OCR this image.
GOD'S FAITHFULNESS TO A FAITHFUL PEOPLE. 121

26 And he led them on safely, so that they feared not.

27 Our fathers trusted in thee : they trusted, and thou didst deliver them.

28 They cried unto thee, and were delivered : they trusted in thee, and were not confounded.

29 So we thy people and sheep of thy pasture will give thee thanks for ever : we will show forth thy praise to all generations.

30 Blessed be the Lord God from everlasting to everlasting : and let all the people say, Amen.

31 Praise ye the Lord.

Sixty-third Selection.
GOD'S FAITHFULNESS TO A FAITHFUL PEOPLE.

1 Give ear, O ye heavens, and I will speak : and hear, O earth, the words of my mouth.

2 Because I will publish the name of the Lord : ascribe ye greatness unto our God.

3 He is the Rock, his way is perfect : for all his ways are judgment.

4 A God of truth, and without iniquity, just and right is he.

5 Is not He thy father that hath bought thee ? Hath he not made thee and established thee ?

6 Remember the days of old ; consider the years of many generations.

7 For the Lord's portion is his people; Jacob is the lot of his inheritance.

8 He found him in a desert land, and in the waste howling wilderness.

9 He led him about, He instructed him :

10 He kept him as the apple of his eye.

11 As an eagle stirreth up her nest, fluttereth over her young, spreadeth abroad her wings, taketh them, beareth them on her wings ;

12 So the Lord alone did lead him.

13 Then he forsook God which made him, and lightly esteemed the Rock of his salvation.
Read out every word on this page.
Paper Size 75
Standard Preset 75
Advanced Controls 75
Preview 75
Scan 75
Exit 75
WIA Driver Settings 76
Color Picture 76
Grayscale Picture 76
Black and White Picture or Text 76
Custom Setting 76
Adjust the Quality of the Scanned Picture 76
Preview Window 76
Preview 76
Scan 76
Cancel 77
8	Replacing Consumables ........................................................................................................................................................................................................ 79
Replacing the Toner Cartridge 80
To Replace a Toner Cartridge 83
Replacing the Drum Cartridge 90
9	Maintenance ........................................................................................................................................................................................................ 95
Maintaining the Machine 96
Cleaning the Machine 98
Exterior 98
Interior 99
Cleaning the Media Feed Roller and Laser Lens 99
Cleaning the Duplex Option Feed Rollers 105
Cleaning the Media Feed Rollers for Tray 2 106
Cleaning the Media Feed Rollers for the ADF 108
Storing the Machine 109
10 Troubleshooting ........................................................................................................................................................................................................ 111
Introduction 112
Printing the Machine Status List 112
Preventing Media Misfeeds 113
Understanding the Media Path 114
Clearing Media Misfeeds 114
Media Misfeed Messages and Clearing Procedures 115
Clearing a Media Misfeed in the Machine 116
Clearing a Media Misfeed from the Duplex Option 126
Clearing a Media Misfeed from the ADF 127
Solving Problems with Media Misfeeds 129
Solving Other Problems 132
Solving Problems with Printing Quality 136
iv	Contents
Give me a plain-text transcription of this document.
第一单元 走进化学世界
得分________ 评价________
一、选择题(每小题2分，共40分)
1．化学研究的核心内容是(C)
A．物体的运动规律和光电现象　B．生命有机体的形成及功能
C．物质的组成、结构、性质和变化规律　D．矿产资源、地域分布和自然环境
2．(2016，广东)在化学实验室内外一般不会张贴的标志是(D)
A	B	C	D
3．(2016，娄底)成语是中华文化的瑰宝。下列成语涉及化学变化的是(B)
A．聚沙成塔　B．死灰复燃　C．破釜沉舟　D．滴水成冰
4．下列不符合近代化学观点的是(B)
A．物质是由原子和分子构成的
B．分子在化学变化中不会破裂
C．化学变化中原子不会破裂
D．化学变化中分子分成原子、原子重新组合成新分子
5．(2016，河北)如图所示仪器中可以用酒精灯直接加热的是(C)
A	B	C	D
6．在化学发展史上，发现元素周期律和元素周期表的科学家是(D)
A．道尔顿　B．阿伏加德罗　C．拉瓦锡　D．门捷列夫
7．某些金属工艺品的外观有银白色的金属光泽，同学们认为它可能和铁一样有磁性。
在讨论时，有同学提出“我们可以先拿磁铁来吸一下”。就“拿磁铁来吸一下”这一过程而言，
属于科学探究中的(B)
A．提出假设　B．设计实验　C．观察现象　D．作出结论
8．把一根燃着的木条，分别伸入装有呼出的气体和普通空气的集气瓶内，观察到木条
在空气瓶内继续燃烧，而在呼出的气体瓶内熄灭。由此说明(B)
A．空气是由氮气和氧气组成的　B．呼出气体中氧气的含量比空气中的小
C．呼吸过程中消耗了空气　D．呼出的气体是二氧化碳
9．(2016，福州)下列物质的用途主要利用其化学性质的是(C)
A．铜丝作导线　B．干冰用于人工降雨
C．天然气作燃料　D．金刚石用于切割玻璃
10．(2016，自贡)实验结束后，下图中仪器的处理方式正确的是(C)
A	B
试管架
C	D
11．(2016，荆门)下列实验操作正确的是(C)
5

What to work on ->
Copy each line of the data exactly, leaving nothing out.

Answer to the task ->
OCR this image.
GOD'S FAITHFULNESS TO A FAITHFUL PEOPLE. 121

26 And he led them on safely, so that they feared not.

27 Our fathers trusted in thee : they trusted, and thou didst deliver them.

28 They cried unto thee, and were delivered : they trusted in thee, and were not confounded.

29 So we thy people and sheep of thy pasture will give thee thanks for ever : we will show forth thy praise to all generations.

30 Blessed be the Lord God from everlasting to everlasting : and let all the people say, Amen.

31 Praise ye the Lord.

Sixty-third Selection.
GOD'S FAITHFULNESS TO A FAITHFUL PEOPLE.

1 Give ear, O ye heavens, and I will speak : and hear, O earth, the words of my mouth.

2 Because I will publish the name of the Lord : ascribe ye greatness unto our God.

3 He is the Rock, his way is perfect : for all his ways are judgment.

4 A God of truth, and without iniquity, just and right is he.

5 Is not He thy father that hath bought thee ? Hath he not made thee and established thee ?

6 Remember the days of old ; consider the years of many generations.

7 For the Lord's portion is his people; Jacob is the lot of his inheritance.

8 He found him in a desert land, and in the waste howling wilderness.

9 He led him about, He instructed him :

10 He kept him as the apple of his eye.

11 As an eagle stirreth up her nest, fluttereth over her young, spreadeth abroad her wings, taketh them, beareth them on her wings ;

12 So the Lord alone did lead him.

13 Then he forsook God which made him, and lightly esteemed the Rock of his salvation.
Read out every word on this page.
Paper Size 75
Standard Preset 75
Advanced Controls 75
Preview 75
Scan 75
Exit 75
WIA Driver Settings 76
Color Picture 76
Grayscale Picture 76
Black and White Picture or Text 76
Custom Setting 76
Adjust the Quality of the Scanned Picture 76
Preview Window 76
Preview 76
Scan 76
Cancel 77
8	Replacing Consumables ........................................................................................................................................................................................................ 79
Replacing the Toner Cartridge 80
To Replace a Toner Cartridge 83
Replacing the Drum Cartridge 90
9	Maintenance ........................................................................................................................................................................................................ 95
Maintaining the Machine 96
Cleaning the Machine 98
Exterior 98
Interior 99
Cleaning the Media Feed Roller and Laser Lens 99
Cleaning the Duplex Option Feed Rollers 105
Cleaning the Media Feed Rollers for Tray 2 106
Cleaning the Media Feed Rollers for the ADF 108
Storing the Machine 109
10 Troubleshooting ........................................................................................................................................................................................................ 111
Introduction 112
Printing the Machine Status List 112
Preventing Media Misfeeds 113
Understanding the Media Path 114
Clearing Media Misfeeds 114
Media Misfeed Messages and Clearing Procedures 115
Clearing a Media Misfeed in the Machine 116
Clearing a Media Misfeed from the Duplex Option 126
Clearing a Media Misfeed from the ADF 127
Solving Problems with Media Misfeeds 129
Solving Other Problems 132
Solving Problems with Printing Quality 136
iv	Contents
Give me a plain-text transcription of this document.
第一单元 走进化学世界
得分________ 评价________
一、选择题(每小题2分，共40分)
1．化学研究的核心内容是(C)
A．物体的运动规律和光电现象　B．生命有机体的形成及功能
C．物质的组成、结构、性质和变化规律　D．矿产资源、地域分布和自然环境
2．(2016，广东)在化学实验室内外一般不会张贴的标志是(D)
A	B	C	D
3．(2016，娄底)成语是中华文化的瑰宝。下列成语涉及化学变化的是(B)
A．聚沙成塔　B．死灰复燃　C．破釜沉舟　D．滴水成冰
4．下列不符合近代化学观点的是(B)
A．物质是由原子和分子构成的
B．分子在化学变化中不会破裂
C．化学变化中原子不会破裂
D．化学变化中分子分成原子、原子重新组合成新分子
5．(2016，河北)如图所示仪器中可以用酒精灯直接加热的是(C)
A	B	C	D
6．在化学发展史上，发现元素周期律和元素周期表的科学家是(D)
A．道尔顿　B．阿伏加德罗　C．拉瓦锡　D．门捷列夫
7．某些金属工艺品的外观有银白色的金属光泽，同学们认为它可能和铁一样有磁性。
在讨论时，有同学提出“我们可以先拿磁铁来吸一下”。就“拿磁铁来吸一下”这一过程而言，
属于科学探究中的(B)
A．提出假设　B．设计实验　C．观察现象　D．作出结论
8．把一根燃着的木条，分别伸入装有呼出的气体和普通空气的集气瓶内，观察到木条
在空气瓶内继续燃烧，而在呼出的气体瓶内熄灭。由此说明(B)
A．空气是由氮气和氧气组成的　B．呼出气体中氧气的含量比空气中的小
C．呼吸过程中消耗了空气　D．呼出的气体是二氧化碳
9．(2016，福州)下列物质的用途主要利用其化学性质的是(C)
A．铜丝作导线　B．干冰用于人工降雨
C．天然气作燃料　D．金刚石用于切割玻璃
10．(2016，自贡)实验结束后，下图中仪器的处理方式正确的是(C)
A	B
试管架
C	D
11．(2016，荆门)下列实验操作正确的是(C)
5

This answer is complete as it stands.